§ Task objective
Copy only what runs from the line containing "Extract the structured" to the last line, both included, keeping it exact and omitting pictures.

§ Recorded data

==============================

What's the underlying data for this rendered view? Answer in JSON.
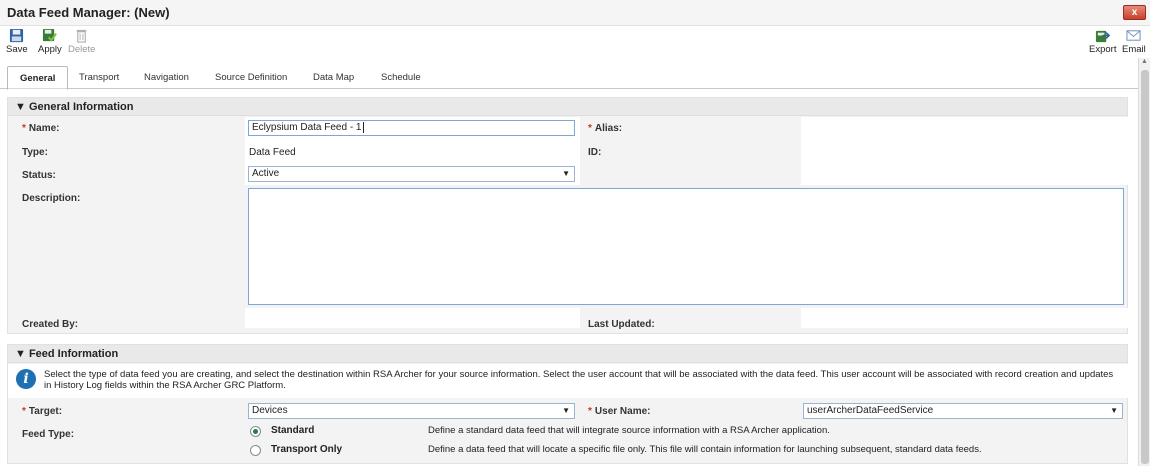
{
  "window": {
    "title": "Data Feed Manager: (New)",
    "close_label": "x"
  },
  "toolbar": {
    "save_label": "Save",
    "apply_label": "Apply",
    "delete_label": "Delete",
    "export_label": "Export",
    "email_label": "Email"
  },
  "tabs": [
    {
      "label": "General",
      "active": true
    },
    {
      "label": "Transport"
    },
    {
      "label": "Navigation"
    },
    {
      "label": "Source Definition"
    },
    {
      "label": "Data Map"
    },
    {
      "label": "Schedule"
    }
  ],
  "general_info": {
    "header": "▼ General Information",
    "name_label": "Name:",
    "name_value": "Eclypsium Data Feed - 1",
    "alias_label": "Alias:",
    "type_label": "Type:",
    "type_value": "Data Feed",
    "id_label": "ID:",
    "status_label": "Status:",
    "status_value": "Active",
    "description_label": "Description:",
    "created_by_label": "Created By:",
    "last_updated_label": "Last Updated:"
  },
  "feed_info": {
    "header": "▼ Feed Information",
    "info_line1": "Select the type of data feed you are creating, and select the destination within RSA Archer for your source information. Select the user account that will be associated with the data feed. This user account will be associated with record creation and updates",
    "info_line2": "in History Log fields within the RSA Archer GRC Platform.",
    "target_label": "Target:",
    "target_value": "Devices",
    "user_name_label": "User Name:",
    "user_name_value": "userArcherDataFeedService",
    "feed_type_label": "Feed Type:",
    "feed_types": [
      {
        "label": "Standard",
        "checked": true,
        "description": "Define a standard data feed that will integrate source information with a RSA Archer application."
      },
      {
        "label": "Transport Only",
        "checked": false,
        "description": "Define a data feed that will locate a specific file only. This file will contain information for launching subsequent, standard data feeds."
      }
    ]
  },
  "icons": {
    "save": "save-icon",
    "apply": "apply-icon",
    "delete": "delete-icon",
    "export": "export-icon",
    "email": "email-icon",
    "info": "info-icon",
    "dropdown": "chevron-down-icon"
  },
  "colors": {
    "required": "#c0392b",
    "close": "#c6402c",
    "info": "#1f6fb3",
    "radio_checked": "#2d7d3a"
  }
}
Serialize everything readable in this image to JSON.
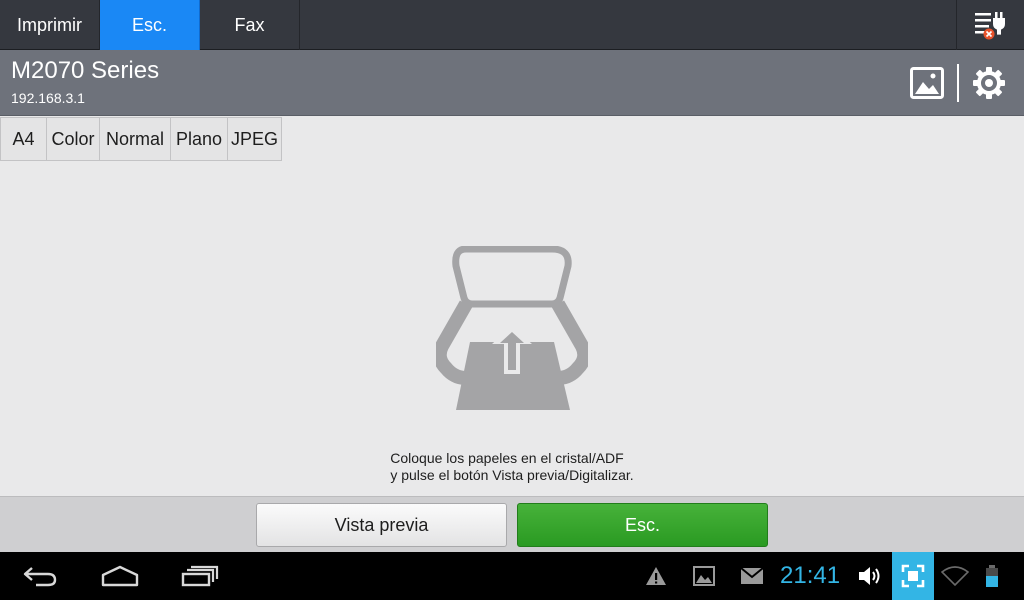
{
  "tabs": [
    {
      "label": "Imprimir",
      "active": false
    },
    {
      "label": "Esc.",
      "active": true
    },
    {
      "label": "Fax",
      "active": false
    }
  ],
  "toolbar": {
    "tool_icon": "settings-plug-icon"
  },
  "device": {
    "name": "M2070 Series",
    "ip": "192.168.3.1"
  },
  "header_icons": {
    "image": "image-icon",
    "settings": "gear-icon"
  },
  "scan_settings": [
    "A4",
    "Color",
    "Normal",
    "Plano",
    "JPEG"
  ],
  "instructions": {
    "line1": "Coloque los papeles en el cristal/ADF",
    "line2": "y pulse el botón Vista previa/Digitalizar."
  },
  "actions": {
    "preview_label": "Vista previa",
    "scan_label": "Esc."
  },
  "system_bar": {
    "clock": "21:41"
  },
  "colors": {
    "accent": "#1a88f5",
    "scan_button": "#2fa127",
    "clock": "#33b5e5"
  }
}
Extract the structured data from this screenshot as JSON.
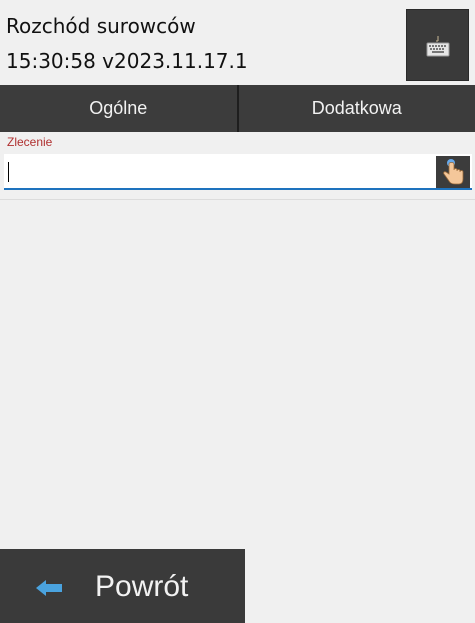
{
  "header": {
    "title": "Rozchód surowców",
    "subtitle": "15:30:58   v2023.11.17.1",
    "keyboard_icon": "keyboard-icon"
  },
  "tabs": [
    {
      "label": "Ogólne"
    },
    {
      "label": "Dodatkowa"
    }
  ],
  "form": {
    "field_label": "Zlecenie",
    "field_value": "",
    "touch_icon": "hand-pointer-icon"
  },
  "footer": {
    "back_label": "Powrót",
    "back_icon": "arrow-left-icon"
  },
  "colors": {
    "dark_button": "#3a3a3a",
    "background": "#f0f0f0",
    "label_red": "#b03030",
    "input_underline": "#1e73be",
    "arrow_blue": "#4aa3df"
  }
}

==============================

§ Solution below
Extract the structured data from this screenshot as JSON.
{
  "header": {
    "title": "Rozchód surowców",
    "subtitle": "15:30:58   v2023.11.17.1",
    "keyboard_icon": "keyboard-icon"
  },
  "tabs": [
    {
      "label": "Ogólne"
    },
    {
      "label": "Dodatkowa"
    }
  ],
  "form": {
    "field_label": "Zlecenie",
    "field_value": "",
    "touch_icon": "hand-pointer-icon"
  },
  "footer": {
    "back_label": "Powrót",
    "back_icon": "arrow-left-icon"
  },
  "colors": {
    "dark_button": "#3a3a3a",
    "background": "#f0f0f0",
    "label_red": "#b03030",
    "input_underline": "#1e73be",
    "arrow_blue": "#4aa3df"
  }
}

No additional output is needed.